SET TASK. Give every entry again, word for word and in full.

-------- INPUT RECORDS

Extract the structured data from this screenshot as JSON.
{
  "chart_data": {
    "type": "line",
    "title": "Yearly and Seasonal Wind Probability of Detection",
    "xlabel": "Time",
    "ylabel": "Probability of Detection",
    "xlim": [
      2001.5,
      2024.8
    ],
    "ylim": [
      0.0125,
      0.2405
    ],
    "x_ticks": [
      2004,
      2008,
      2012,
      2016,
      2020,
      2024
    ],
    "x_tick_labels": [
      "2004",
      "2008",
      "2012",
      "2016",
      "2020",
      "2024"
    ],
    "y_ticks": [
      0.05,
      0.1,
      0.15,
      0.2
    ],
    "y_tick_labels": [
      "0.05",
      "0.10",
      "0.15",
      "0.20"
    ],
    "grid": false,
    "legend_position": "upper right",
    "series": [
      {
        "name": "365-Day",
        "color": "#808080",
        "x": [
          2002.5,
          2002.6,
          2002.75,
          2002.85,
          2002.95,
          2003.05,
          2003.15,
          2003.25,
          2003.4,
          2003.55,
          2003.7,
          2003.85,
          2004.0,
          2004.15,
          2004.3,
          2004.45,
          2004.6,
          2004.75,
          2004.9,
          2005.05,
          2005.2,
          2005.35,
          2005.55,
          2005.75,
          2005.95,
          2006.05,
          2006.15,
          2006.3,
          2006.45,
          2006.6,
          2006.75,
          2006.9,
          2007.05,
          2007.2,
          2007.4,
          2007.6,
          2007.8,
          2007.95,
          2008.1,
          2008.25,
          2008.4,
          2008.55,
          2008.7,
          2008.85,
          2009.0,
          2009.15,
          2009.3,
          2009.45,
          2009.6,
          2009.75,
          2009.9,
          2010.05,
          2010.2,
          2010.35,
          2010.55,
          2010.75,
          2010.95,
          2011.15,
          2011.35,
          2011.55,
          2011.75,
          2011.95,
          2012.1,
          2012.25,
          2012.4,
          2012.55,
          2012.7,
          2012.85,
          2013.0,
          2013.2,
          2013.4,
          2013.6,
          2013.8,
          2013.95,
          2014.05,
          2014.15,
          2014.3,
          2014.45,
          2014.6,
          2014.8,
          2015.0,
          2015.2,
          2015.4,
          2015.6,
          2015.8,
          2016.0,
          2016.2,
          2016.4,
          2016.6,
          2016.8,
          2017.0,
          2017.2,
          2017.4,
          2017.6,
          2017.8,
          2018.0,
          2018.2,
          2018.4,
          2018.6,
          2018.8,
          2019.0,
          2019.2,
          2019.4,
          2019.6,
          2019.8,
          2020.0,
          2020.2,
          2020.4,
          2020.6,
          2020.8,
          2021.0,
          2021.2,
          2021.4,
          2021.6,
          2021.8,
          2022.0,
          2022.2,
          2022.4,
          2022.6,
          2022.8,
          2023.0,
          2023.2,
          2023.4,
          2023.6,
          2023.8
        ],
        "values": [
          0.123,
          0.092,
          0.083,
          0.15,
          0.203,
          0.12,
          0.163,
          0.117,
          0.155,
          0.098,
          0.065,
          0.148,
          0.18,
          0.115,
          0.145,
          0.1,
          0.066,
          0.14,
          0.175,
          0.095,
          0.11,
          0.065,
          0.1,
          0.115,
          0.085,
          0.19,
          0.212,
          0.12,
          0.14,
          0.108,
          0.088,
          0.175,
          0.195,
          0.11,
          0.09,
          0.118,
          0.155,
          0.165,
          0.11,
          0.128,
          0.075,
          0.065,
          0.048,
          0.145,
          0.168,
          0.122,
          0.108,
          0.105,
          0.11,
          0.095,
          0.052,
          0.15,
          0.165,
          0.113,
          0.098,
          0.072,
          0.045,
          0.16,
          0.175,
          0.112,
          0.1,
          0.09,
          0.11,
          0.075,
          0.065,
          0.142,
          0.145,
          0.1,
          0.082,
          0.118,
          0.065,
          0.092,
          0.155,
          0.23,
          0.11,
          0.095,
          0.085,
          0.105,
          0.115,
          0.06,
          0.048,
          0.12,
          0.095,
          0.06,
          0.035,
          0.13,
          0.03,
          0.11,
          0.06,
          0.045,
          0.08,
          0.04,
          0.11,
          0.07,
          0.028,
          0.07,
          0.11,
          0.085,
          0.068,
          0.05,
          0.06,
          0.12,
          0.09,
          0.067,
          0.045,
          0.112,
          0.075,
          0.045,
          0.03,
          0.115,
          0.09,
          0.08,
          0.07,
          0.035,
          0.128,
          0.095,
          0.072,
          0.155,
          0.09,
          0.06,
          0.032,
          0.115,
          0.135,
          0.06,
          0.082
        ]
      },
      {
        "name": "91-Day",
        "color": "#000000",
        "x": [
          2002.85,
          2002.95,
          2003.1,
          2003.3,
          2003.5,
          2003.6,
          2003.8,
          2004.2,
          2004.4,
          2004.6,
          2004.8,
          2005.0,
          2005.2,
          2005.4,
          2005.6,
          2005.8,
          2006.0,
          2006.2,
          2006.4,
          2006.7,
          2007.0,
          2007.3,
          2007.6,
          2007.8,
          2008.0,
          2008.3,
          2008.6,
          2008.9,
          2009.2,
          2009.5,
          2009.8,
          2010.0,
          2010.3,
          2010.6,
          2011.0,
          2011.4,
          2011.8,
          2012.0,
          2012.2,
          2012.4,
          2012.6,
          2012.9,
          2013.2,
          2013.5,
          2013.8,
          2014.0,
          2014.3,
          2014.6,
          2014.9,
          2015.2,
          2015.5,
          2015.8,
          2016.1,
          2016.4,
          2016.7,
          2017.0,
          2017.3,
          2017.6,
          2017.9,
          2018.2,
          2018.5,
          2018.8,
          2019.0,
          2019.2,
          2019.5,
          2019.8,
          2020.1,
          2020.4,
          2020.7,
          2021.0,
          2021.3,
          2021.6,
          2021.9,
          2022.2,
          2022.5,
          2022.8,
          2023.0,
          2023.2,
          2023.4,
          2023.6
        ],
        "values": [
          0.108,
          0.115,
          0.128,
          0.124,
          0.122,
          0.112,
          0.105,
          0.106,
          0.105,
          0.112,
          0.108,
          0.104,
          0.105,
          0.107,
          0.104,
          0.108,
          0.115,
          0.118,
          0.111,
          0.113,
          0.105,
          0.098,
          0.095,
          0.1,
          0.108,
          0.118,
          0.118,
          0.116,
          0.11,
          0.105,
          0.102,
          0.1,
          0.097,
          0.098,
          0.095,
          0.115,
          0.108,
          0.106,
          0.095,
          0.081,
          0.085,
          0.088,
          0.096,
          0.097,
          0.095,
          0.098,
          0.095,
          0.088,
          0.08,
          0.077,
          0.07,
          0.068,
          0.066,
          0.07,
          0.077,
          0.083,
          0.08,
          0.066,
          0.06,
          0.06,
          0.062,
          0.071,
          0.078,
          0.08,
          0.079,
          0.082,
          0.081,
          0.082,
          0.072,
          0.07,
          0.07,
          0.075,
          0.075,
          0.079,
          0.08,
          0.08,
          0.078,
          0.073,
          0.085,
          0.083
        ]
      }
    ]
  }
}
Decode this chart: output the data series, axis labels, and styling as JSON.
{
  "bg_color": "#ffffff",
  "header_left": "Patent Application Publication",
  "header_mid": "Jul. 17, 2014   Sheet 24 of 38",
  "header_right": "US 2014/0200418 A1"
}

----------------

RESULT OF THE TASK.
Extract the structured data from this screenshot as JSON.
{
  "chart_data": {
    "type": "line",
    "title": "Yearly and Seasonal Wind Probability of Detection",
    "xlabel": "Time",
    "ylabel": "Probability of Detection",
    "xlim": [
      2001.5,
      2024.8
    ],
    "ylim": [
      0.0125,
      0.2405
    ],
    "x_ticks": [
      2004,
      2008,
      2012,
      2016,
      2020,
      2024
    ],
    "x_tick_labels": [
      "2004",
      "2008",
      "2012",
      "2016",
      "2020",
      "2024"
    ],
    "y_ticks": [
      0.05,
      0.1,
      0.15,
      0.2
    ],
    "y_tick_labels": [
      "0.05",
      "0.10",
      "0.15",
      "0.20"
    ],
    "grid": false,
    "legend_position": "upper right",
    "series": [
      {
        "name": "365-Day",
        "color": "#808080",
        "x": [
          2002.5,
          2002.6,
          2002.75,
          2002.85,
          2002.95,
          2003.05,
          2003.15,
          2003.25,
          2003.4,
          2003.55,
          2003.7,
          2003.85,
          2004.0,
          2004.15,
          2004.3,
          2004.45,
          2004.6,
          2004.75,
          2004.9,
          2005.05,
          2005.2,
          2005.35,
          2005.55,
          2005.75,
          2005.95,
          2006.05,
          2006.15,
          2006.3,
          2006.45,
          2006.6,
          2006.75,
          2006.9,
          2007.05,
          2007.2,
          2007.4,
          2007.6,
          2007.8,
          2007.95,
          2008.1,
          2008.25,
          2008.4,
          2008.55,
          2008.7,
          2008.85,
          2009.0,
          2009.15,
          2009.3,
          2009.45,
          2009.6,
          2009.75,
          2009.9,
          2010.05,
          2010.2,
          2010.35,
          2010.55,
          2010.75,
          2010.95,
          2011.15,
          2011.35,
          2011.55,
          2011.75,
          2011.95,
          2012.1,
          2012.25,
          2012.4,
          2012.55,
          2012.7,
          2012.85,
          2013.0,
          2013.2,
          2013.4,
          2013.6,
          2013.8,
          2013.95,
          2014.05,
          2014.15,
          2014.3,
          2014.45,
          2014.6,
          2014.8,
          2015.0,
          2015.2,
          2015.4,
          2015.6,
          2015.8,
          2016.0,
          2016.2,
          2016.4,
          2016.6,
          2016.8,
          2017.0,
          2017.2,
          2017.4,
          2017.6,
          2017.8,
          2018.0,
          2018.2,
          2018.4,
          2018.6,
          2018.8,
          2019.0,
          2019.2,
          2019.4,
          2019.6,
          2019.8,
          2020.0,
          2020.2,
          2020.4,
          2020.6,
          2020.8,
          2021.0,
          2021.2,
          2021.4,
          2021.6,
          2021.8,
          2022.0,
          2022.2,
          2022.4,
          2022.6,
          2022.8,
          2023.0,
          2023.2,
          2023.4,
          2023.6,
          2023.8
        ],
        "values": [
          0.123,
          0.092,
          0.083,
          0.15,
          0.203,
          0.12,
          0.163,
          0.117,
          0.155,
          0.098,
          0.065,
          0.148,
          0.18,
          0.115,
          0.145,
          0.1,
          0.066,
          0.14,
          0.175,
          0.095,
          0.11,
          0.065,
          0.1,
          0.115,
          0.085,
          0.19,
          0.212,
          0.12,
          0.14,
          0.108,
          0.088,
          0.175,
          0.195,
          0.11,
          0.09,
          0.118,
          0.155,
          0.165,
          0.11,
          0.128,
          0.075,
          0.065,
          0.048,
          0.145,
          0.168,
          0.122,
          0.108,
          0.105,
          0.11,
          0.095,
          0.052,
          0.15,
          0.165,
          0.113,
          0.098,
          0.072,
          0.045,
          0.16,
          0.175,
          0.112,
          0.1,
          0.09,
          0.11,
          0.075,
          0.065,
          0.142,
          0.145,
          0.1,
          0.082,
          0.118,
          0.065,
          0.092,
          0.155,
          0.23,
          0.11,
          0.095,
          0.085,
          0.105,
          0.115,
          0.06,
          0.048,
          0.12,
          0.095,
          0.06,
          0.035,
          0.13,
          0.03,
          0.11,
          0.06,
          0.045,
          0.08,
          0.04,
          0.11,
          0.07,
          0.028,
          0.07,
          0.11,
          0.085,
          0.068,
          0.05,
          0.06,
          0.12,
          0.09,
          0.067,
          0.045,
          0.112,
          0.075,
          0.045,
          0.03,
          0.115,
          0.09,
          0.08,
          0.07,
          0.035,
          0.128,
          0.095,
          0.072,
          0.155,
          0.09,
          0.06,
          0.032,
          0.115,
          0.135,
          0.06,
          0.082
        ]
      },
      {
        "name": "91-Day",
        "color": "#000000",
        "x": [
          2002.85,
          2002.95,
          2003.1,
          2003.3,
          2003.5,
          2003.6,
          2003.8,
          2004.2,
          2004.4,
          2004.6,
          2004.8,
          2005.0,
          2005.2,
          2005.4,
          2005.6,
          2005.8,
          2006.0,
          2006.2,
          2006.4,
          2006.7,
          2007.0,
          2007.3,
          2007.6,
          2007.8,
          2008.0,
          2008.3,
          2008.6,
          2008.9,
          2009.2,
          2009.5,
          2009.8,
          2010.0,
          2010.3,
          2010.6,
          2011.0,
          2011.4,
          2011.8,
          2012.0,
          2012.2,
          2012.4,
          2012.6,
          2012.9,
          2013.2,
          2013.5,
          2013.8,
          2014.0,
          2014.3,
          2014.6,
          2014.9,
          2015.2,
          2015.5,
          2015.8,
          2016.1,
          2016.4,
          2016.7,
          2017.0,
          2017.3,
          2017.6,
          2017.9,
          2018.2,
          2018.5,
          2018.8,
          2019.0,
          2019.2,
          2019.5,
          2019.8,
          2020.1,
          2020.4,
          2020.7,
          2021.0,
          2021.3,
          2021.6,
          2021.9,
          2022.2,
          2022.5,
          2022.8,
          2023.0,
          2023.2,
          2023.4,
          2023.6
        ],
        "values": [
          0.108,
          0.115,
          0.128,
          0.124,
          0.122,
          0.112,
          0.105,
          0.106,
          0.105,
          0.112,
          0.108,
          0.104,
          0.105,
          0.107,
          0.104,
          0.108,
          0.115,
          0.118,
          0.111,
          0.113,
          0.105,
          0.098,
          0.095,
          0.1,
          0.108,
          0.118,
          0.118,
          0.116,
          0.11,
          0.105,
          0.102,
          0.1,
          0.097,
          0.098,
          0.095,
          0.115,
          0.108,
          0.106,
          0.095,
          0.081,
          0.085,
          0.088,
          0.096,
          0.097,
          0.095,
          0.098,
          0.095,
          0.088,
          0.08,
          0.077,
          0.07,
          0.068,
          0.066,
          0.07,
          0.077,
          0.083,
          0.08,
          0.066,
          0.06,
          0.06,
          0.062,
          0.071,
          0.078,
          0.08,
          0.079,
          0.082,
          0.081,
          0.082,
          0.072,
          0.07,
          0.07,
          0.075,
          0.075,
          0.079,
          0.08,
          0.08,
          0.078,
          0.073,
          0.085,
          0.083
        ]
      }
    ]
  }
}
Decode this chart: output the data series, axis labels, and styling as JSON.
{
  "bg_color": "#ffffff",
  "header_left": "Patent Application Publication",
  "header_mid": "Jul. 17, 2014   Sheet 24 of 38",
  "header_right": "US 2014/0200418 A1"
}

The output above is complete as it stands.